▶ **SET PROBLEM**: Extract the complete listing and repeat it word for word.

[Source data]
** BEGIN **

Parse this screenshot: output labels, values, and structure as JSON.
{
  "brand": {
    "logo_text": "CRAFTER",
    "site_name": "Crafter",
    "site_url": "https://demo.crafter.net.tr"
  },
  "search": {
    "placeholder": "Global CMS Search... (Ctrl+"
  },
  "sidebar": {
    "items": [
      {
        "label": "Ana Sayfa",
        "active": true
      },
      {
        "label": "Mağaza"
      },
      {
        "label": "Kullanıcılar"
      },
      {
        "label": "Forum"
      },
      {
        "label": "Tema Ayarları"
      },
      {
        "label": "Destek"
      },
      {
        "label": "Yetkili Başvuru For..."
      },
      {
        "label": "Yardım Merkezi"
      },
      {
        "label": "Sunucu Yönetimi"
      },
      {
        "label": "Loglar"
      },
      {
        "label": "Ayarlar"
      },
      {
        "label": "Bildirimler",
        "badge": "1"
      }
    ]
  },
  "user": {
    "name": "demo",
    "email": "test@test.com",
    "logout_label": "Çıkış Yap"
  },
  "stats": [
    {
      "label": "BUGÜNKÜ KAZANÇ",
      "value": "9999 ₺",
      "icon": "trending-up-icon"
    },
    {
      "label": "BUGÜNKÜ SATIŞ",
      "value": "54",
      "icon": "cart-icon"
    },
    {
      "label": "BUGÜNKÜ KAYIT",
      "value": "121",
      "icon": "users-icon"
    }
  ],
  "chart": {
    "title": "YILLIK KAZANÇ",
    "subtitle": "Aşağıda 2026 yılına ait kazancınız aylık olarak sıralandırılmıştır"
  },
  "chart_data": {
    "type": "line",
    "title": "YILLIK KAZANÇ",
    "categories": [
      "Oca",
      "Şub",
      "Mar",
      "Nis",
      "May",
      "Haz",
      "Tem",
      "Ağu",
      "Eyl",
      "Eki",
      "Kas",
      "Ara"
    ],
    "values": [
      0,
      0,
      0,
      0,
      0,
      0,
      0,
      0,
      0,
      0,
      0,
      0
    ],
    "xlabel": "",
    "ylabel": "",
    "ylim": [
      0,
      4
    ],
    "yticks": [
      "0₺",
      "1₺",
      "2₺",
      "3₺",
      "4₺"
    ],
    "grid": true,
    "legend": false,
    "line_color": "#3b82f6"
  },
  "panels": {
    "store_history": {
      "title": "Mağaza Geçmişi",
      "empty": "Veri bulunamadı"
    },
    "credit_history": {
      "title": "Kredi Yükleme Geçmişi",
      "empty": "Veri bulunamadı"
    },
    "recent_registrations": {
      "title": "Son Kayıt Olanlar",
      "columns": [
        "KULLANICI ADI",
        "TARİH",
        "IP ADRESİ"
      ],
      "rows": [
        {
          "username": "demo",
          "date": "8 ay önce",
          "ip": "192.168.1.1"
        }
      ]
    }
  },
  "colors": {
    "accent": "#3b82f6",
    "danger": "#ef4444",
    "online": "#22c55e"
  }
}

** END **

▶ **COMPLETE OUTPUT**:
Parse this screenshot: output labels, values, and structure as JSON.
{
  "brand": {
    "logo_text": "CRAFTER",
    "site_name": "Crafter",
    "site_url": "https://demo.crafter.net.tr"
  },
  "search": {
    "placeholder": "Global CMS Search... (Ctrl+"
  },
  "sidebar": {
    "items": [
      {
        "label": "Ana Sayfa",
        "active": true
      },
      {
        "label": "Mağaza"
      },
      {
        "label": "Kullanıcılar"
      },
      {
        "label": "Forum"
      },
      {
        "label": "Tema Ayarları"
      },
      {
        "label": "Destek"
      },
      {
        "label": "Yetkili Başvuru For..."
      },
      {
        "label": "Yardım Merkezi"
      },
      {
        "label": "Sunucu Yönetimi"
      },
      {
        "label": "Loglar"
      },
      {
        "label": "Ayarlar"
      },
      {
        "label": "Bildirimler",
        "badge": "1"
      }
    ]
  },
  "user": {
    "name": "demo",
    "email": "test@test.com",
    "logout_label": "Çıkış Yap"
  },
  "stats": [
    {
      "label": "BUGÜNKÜ KAZANÇ",
      "value": "9999 ₺",
      "icon": "trending-up-icon"
    },
    {
      "label": "BUGÜNKÜ SATIŞ",
      "value": "54",
      "icon": "cart-icon"
    },
    {
      "label": "BUGÜNKÜ KAYIT",
      "value": "121",
      "icon": "users-icon"
    }
  ],
  "chart": {
    "title": "YILLIK KAZANÇ",
    "subtitle": "Aşağıda 2026 yılına ait kazancınız aylık olarak sıralandırılmıştır"
  },
  "chart_data": {
    "type": "line",
    "title": "YILLIK KAZANÇ",
    "categories": [
      "Oca",
      "Şub",
      "Mar",
      "Nis",
      "May",
      "Haz",
      "Tem",
      "Ağu",
      "Eyl",
      "Eki",
      "Kas",
      "Ara"
    ],
    "values": [
      0,
      0,
      0,
      0,
      0,
      0,
      0,
      0,
      0,
      0,
      0,
      0
    ],
    "xlabel": "",
    "ylabel": "",
    "ylim": [
      0,
      4
    ],
    "yticks": [
      "0₺",
      "1₺",
      "2₺",
      "3₺",
      "4₺"
    ],
    "grid": true,
    "legend": false,
    "line_color": "#3b82f6"
  },
  "panels": {
    "store_history": {
      "title": "Mağaza Geçmişi",
      "empty": "Veri bulunamadı"
    },
    "credit_history": {
      "title": "Kredi Yükleme Geçmişi",
      "empty": "Veri bulunamadı"
    },
    "recent_registrations": {
      "title": "Son Kayıt Olanlar",
      "columns": [
        "KULLANICI ADI",
        "TARİH",
        "IP ADRESİ"
      ],
      "rows": [
        {
          "username": "demo",
          "date": "8 ay önce",
          "ip": "192.168.1.1"
        }
      ]
    }
  },
  "colors": {
    "accent": "#3b82f6",
    "danger": "#ef4444",
    "online": "#22c55e"
  }
}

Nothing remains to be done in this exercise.